Data for processing -
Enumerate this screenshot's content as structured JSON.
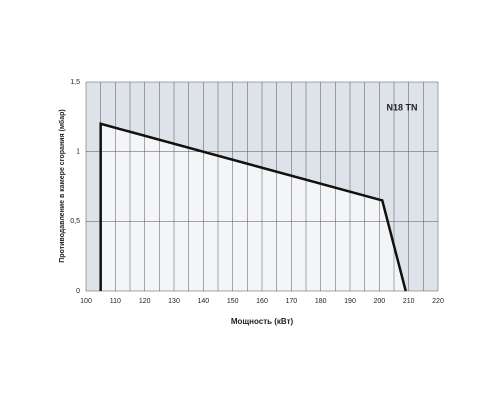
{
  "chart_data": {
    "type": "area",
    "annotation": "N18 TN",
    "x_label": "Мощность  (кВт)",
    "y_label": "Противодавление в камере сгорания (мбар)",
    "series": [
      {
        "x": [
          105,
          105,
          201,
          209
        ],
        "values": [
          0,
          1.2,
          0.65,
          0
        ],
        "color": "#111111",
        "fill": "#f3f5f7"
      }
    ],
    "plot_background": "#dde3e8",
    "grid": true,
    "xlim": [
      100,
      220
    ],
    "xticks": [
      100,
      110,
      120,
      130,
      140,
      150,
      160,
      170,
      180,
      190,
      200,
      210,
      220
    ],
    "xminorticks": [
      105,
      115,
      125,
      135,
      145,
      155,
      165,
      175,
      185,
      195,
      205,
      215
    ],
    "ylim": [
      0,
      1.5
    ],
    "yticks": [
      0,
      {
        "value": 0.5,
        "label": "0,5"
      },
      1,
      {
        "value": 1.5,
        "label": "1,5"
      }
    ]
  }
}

==

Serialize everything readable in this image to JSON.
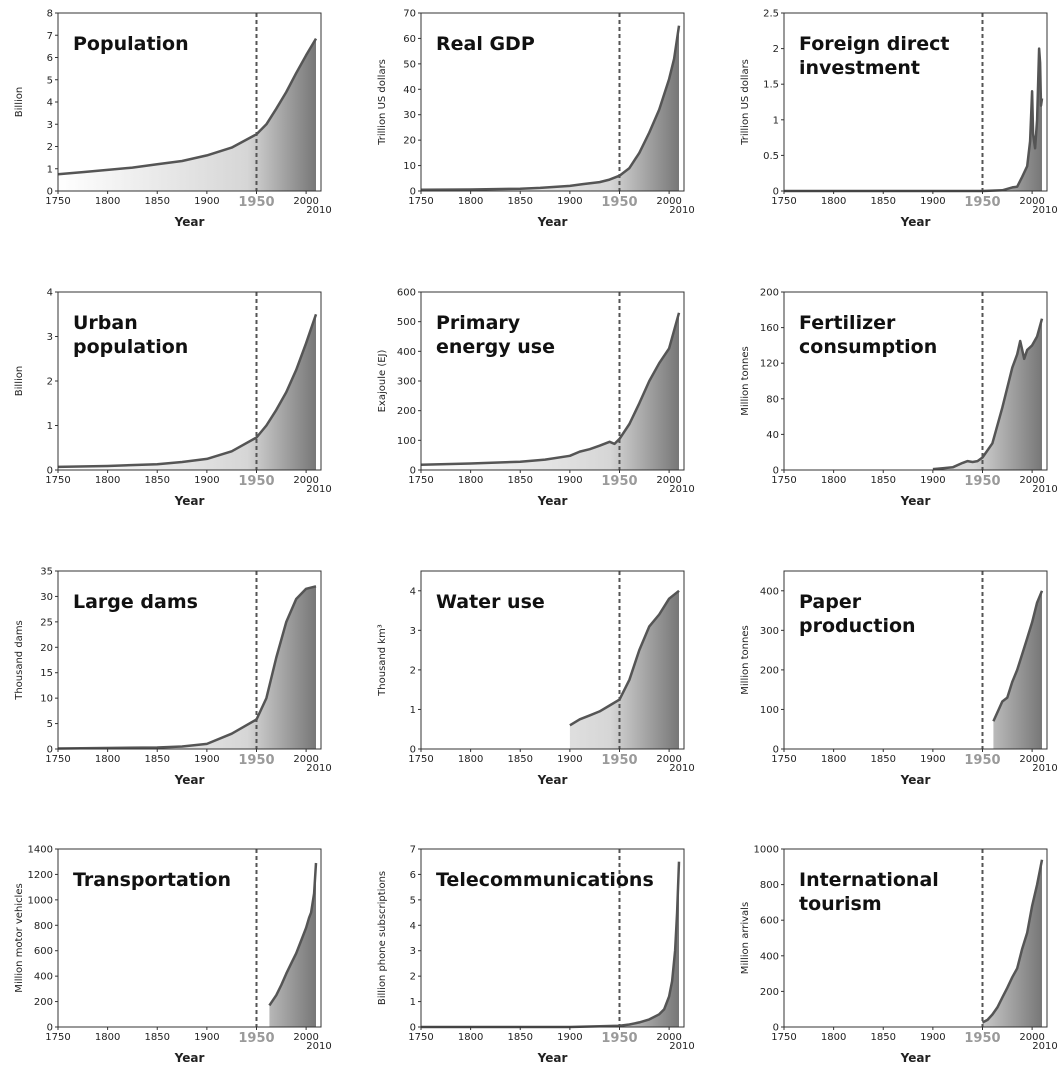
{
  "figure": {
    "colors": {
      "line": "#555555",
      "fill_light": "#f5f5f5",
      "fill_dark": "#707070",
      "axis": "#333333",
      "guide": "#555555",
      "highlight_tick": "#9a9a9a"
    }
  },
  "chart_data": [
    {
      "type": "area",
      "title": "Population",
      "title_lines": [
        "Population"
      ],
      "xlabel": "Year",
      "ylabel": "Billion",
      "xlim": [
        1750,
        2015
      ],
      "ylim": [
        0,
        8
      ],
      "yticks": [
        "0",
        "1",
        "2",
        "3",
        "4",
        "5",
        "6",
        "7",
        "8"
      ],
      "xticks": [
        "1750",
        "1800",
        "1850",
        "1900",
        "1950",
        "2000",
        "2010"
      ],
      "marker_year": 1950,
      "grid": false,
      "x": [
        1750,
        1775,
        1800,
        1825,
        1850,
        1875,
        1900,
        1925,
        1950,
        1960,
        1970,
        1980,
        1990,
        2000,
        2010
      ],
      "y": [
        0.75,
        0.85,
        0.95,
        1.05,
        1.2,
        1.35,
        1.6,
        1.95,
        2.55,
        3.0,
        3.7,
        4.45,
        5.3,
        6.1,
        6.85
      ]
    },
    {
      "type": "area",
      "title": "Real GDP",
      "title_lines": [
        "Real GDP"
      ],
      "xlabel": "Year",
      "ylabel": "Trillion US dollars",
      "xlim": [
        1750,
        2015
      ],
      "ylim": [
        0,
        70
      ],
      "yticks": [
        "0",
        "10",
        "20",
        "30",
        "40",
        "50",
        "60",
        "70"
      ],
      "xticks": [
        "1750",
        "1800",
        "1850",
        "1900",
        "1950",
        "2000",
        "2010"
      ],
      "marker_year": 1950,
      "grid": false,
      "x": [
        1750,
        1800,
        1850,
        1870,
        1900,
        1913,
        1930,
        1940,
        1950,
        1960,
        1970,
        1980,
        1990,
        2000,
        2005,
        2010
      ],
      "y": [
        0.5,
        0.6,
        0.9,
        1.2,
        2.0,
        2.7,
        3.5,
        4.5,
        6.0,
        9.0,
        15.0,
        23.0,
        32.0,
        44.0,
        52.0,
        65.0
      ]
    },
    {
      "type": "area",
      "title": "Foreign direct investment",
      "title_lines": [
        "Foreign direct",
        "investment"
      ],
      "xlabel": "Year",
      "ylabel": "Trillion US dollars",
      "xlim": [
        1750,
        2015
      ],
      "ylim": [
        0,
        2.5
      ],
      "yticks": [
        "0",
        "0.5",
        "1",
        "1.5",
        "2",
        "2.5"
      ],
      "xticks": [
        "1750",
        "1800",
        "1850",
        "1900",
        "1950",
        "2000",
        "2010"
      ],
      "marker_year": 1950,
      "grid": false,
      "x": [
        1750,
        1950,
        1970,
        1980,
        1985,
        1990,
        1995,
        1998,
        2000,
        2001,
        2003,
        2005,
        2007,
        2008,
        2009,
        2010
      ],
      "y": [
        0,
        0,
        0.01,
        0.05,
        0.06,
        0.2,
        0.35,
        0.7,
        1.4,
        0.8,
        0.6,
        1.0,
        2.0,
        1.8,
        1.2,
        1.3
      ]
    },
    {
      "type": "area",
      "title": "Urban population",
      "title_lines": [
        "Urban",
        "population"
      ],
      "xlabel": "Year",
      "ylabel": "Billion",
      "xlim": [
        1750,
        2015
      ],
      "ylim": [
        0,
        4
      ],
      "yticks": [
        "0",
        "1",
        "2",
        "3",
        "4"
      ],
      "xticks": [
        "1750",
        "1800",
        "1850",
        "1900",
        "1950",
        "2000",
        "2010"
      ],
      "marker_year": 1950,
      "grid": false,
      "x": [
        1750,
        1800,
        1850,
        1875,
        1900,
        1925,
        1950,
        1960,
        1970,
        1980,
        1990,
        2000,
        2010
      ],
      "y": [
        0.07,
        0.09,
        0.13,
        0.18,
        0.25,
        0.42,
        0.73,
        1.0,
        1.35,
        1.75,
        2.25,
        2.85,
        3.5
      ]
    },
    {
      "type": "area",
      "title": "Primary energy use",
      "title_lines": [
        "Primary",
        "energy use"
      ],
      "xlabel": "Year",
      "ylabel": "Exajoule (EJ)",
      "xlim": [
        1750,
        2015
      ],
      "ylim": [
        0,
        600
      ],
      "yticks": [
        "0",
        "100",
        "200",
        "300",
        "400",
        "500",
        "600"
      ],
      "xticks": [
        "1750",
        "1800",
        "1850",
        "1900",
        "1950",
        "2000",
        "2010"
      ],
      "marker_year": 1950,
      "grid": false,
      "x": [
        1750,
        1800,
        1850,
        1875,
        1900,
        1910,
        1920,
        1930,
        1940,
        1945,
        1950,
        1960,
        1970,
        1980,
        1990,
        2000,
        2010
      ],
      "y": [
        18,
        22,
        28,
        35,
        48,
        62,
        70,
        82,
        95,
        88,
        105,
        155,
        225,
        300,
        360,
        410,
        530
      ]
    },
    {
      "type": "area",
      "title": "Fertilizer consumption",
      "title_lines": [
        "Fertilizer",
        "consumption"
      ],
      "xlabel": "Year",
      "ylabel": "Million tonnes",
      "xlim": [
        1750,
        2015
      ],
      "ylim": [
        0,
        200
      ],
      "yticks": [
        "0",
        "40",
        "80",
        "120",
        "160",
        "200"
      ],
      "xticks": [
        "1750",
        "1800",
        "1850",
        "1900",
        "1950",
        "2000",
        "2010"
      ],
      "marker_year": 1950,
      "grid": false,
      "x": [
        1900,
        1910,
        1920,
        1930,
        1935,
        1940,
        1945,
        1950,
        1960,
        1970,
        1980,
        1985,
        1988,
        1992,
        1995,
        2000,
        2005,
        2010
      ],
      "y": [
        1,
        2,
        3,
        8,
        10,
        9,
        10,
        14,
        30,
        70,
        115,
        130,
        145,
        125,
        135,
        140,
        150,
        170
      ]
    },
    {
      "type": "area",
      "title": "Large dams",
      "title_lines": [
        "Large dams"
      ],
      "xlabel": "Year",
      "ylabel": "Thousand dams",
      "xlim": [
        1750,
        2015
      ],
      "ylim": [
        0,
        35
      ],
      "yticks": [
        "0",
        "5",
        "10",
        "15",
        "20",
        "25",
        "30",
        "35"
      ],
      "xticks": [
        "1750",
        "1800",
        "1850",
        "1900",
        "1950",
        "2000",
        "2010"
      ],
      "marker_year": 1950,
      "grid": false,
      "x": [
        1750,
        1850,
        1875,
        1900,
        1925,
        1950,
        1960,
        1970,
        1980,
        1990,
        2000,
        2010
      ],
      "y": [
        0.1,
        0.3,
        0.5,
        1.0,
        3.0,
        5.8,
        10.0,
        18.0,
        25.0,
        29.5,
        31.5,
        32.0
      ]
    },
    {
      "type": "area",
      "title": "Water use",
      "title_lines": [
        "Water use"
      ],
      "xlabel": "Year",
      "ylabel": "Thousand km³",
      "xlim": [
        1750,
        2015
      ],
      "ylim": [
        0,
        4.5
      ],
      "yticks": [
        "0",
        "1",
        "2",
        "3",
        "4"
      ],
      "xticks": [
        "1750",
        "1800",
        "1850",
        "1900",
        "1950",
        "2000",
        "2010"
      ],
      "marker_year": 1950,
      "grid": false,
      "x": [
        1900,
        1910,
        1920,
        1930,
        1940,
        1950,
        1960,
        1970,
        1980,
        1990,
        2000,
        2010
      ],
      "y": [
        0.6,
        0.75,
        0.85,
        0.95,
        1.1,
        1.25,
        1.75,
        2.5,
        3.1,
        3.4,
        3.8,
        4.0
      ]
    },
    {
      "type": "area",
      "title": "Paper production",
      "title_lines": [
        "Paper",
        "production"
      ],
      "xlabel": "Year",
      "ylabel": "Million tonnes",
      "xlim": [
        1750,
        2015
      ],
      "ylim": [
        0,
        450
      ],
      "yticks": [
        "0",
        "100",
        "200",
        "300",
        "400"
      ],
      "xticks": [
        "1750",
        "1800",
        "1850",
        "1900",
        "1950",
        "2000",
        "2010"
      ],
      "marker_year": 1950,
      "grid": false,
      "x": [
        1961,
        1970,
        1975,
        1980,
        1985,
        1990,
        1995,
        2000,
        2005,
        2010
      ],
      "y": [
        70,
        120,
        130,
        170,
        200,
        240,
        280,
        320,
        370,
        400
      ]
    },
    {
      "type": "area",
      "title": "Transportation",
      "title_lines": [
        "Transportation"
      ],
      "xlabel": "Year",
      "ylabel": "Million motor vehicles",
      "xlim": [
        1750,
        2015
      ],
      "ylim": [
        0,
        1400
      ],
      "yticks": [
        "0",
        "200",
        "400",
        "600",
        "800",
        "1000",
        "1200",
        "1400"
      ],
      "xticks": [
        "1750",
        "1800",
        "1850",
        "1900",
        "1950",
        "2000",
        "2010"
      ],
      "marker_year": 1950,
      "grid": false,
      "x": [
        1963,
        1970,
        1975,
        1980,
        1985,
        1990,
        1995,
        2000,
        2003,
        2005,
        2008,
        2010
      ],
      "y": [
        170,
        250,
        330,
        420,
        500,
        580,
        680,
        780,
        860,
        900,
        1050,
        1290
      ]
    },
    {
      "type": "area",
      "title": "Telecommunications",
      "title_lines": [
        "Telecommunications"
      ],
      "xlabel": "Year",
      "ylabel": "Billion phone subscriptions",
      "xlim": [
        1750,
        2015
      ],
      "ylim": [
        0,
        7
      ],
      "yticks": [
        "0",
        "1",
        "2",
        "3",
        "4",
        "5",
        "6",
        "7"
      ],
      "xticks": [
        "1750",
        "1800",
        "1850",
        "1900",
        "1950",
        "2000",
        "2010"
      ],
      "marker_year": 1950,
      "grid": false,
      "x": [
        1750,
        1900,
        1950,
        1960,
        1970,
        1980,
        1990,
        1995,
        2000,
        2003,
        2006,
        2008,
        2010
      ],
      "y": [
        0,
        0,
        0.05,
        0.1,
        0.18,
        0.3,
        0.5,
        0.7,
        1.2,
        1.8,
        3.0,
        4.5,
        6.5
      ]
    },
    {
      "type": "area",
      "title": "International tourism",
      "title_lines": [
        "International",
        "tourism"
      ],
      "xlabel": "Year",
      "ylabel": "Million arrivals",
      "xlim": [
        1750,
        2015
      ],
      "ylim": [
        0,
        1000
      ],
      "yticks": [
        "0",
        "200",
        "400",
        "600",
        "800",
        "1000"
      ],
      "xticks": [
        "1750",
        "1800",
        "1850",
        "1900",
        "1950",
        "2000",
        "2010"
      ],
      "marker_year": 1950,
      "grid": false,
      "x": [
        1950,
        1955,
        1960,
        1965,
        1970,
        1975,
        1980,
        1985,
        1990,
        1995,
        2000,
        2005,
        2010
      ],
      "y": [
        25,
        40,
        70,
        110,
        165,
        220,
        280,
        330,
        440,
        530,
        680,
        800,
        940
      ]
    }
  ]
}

Prompt - Look over the records above and copy each line that includes the string "International".

Expected output -
      "title": "International tourism",
        "International",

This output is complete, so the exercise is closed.